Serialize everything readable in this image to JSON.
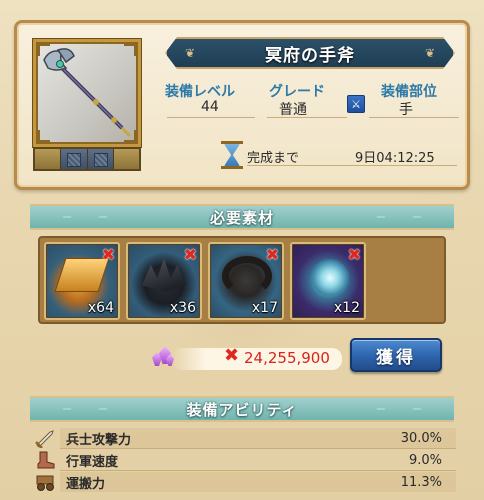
{
  "item": {
    "name": "冥府の手斧"
  },
  "stats": {
    "level_label": "装備レベル",
    "level_value": "44",
    "grade_label": "グレード",
    "grade_value": "普通",
    "slot_label": "装備部位",
    "slot_value": "手"
  },
  "timer": {
    "label": "完成まで",
    "value": "9日04:12:25"
  },
  "materials_section": {
    "title": "必要素材",
    "items": [
      {
        "name": "gold-ingots",
        "qty": "x64",
        "missing": true
      },
      {
        "name": "black-feathers",
        "qty": "x36",
        "missing": true
      },
      {
        "name": "horseshoe-horn",
        "qty": "x17",
        "missing": true
      },
      {
        "name": "spirit-orb",
        "qty": "x12",
        "missing": true
      }
    ]
  },
  "cost": {
    "value": "24,255,900",
    "button_label": "獲得"
  },
  "ability_section": {
    "title": "装備アビリティ",
    "rows": [
      {
        "name": "兵士攻撃力",
        "value": "30.0%",
        "icon": "sword-icon"
      },
      {
        "name": "行軍速度",
        "value": "9.0%",
        "icon": "boot-icon"
      },
      {
        "name": "運搬力",
        "value": "11.3%",
        "icon": "cart-icon"
      }
    ]
  },
  "colors": {
    "accent_blue": "#2d7aa8",
    "cost_red": "#d8221d",
    "banner_teal": "#71b3ae"
  }
}
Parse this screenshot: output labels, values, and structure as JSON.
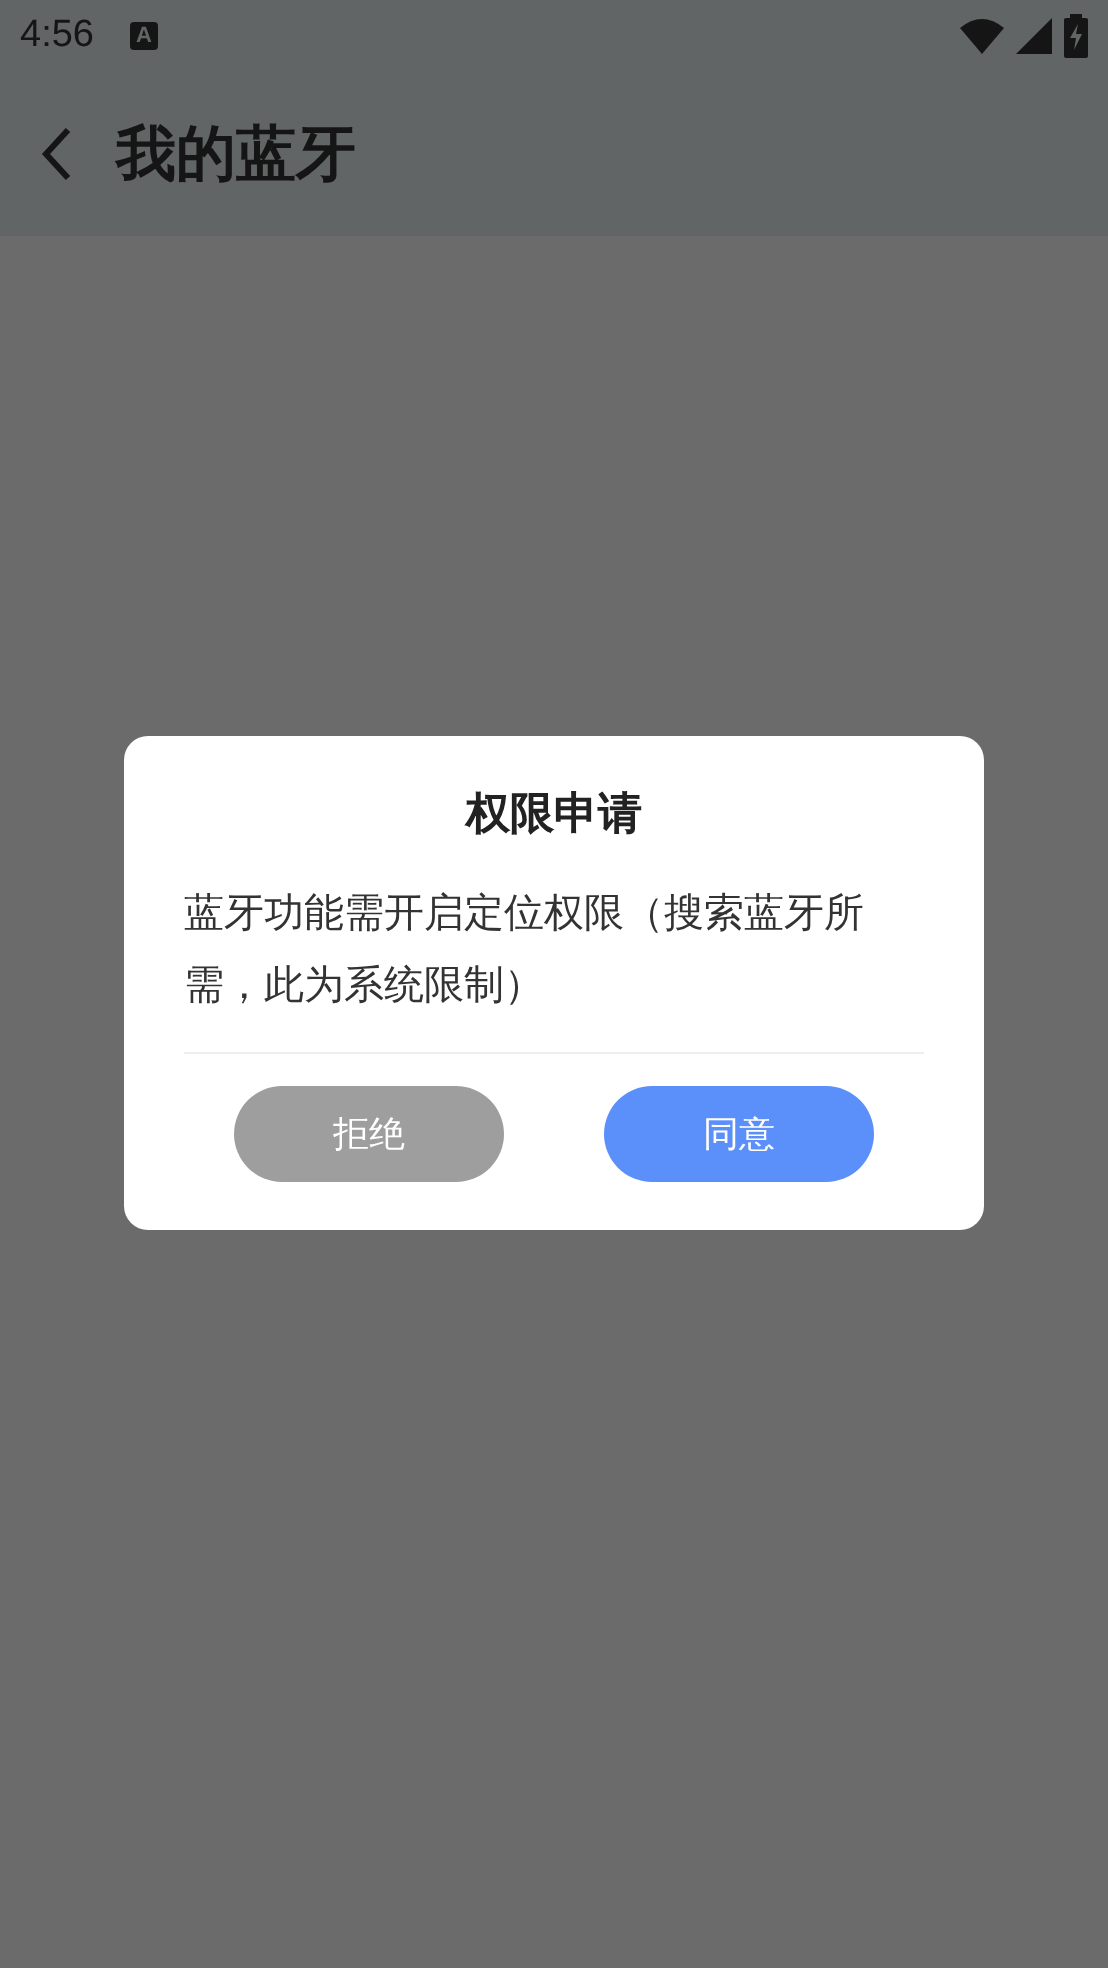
{
  "status_bar": {
    "time": "4:56",
    "notification_glyph": "A"
  },
  "header": {
    "title": "我的蓝牙"
  },
  "dialog": {
    "title": "权限申请",
    "message": "蓝牙功能需开启定位权限（搜索蓝牙所需，此为系统限制）",
    "buttons": [
      {
        "label": "拒绝",
        "kind": "secondary"
      },
      {
        "label": "同意",
        "kind": "primary"
      }
    ]
  }
}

==*==

- _Challenge_
Repeat exactly the lines from the one containing "Parse this screenshot: output" to the last line of the records above, including both, and leave out any pictures.

- _Solution_
Parse this screenshot: output labels, values, and structure as JSON.
{
  "status_bar": {
    "time": "4:56",
    "notification_glyph": "A"
  },
  "header": {
    "title": "我的蓝牙"
  },
  "dialog": {
    "title": "权限申请",
    "message": "蓝牙功能需开启定位权限（搜索蓝牙所需，此为系统限制）",
    "buttons": [
      {
        "label": "拒绝",
        "kind": "secondary"
      },
      {
        "label": "同意",
        "kind": "primary"
      }
    ]
  }
}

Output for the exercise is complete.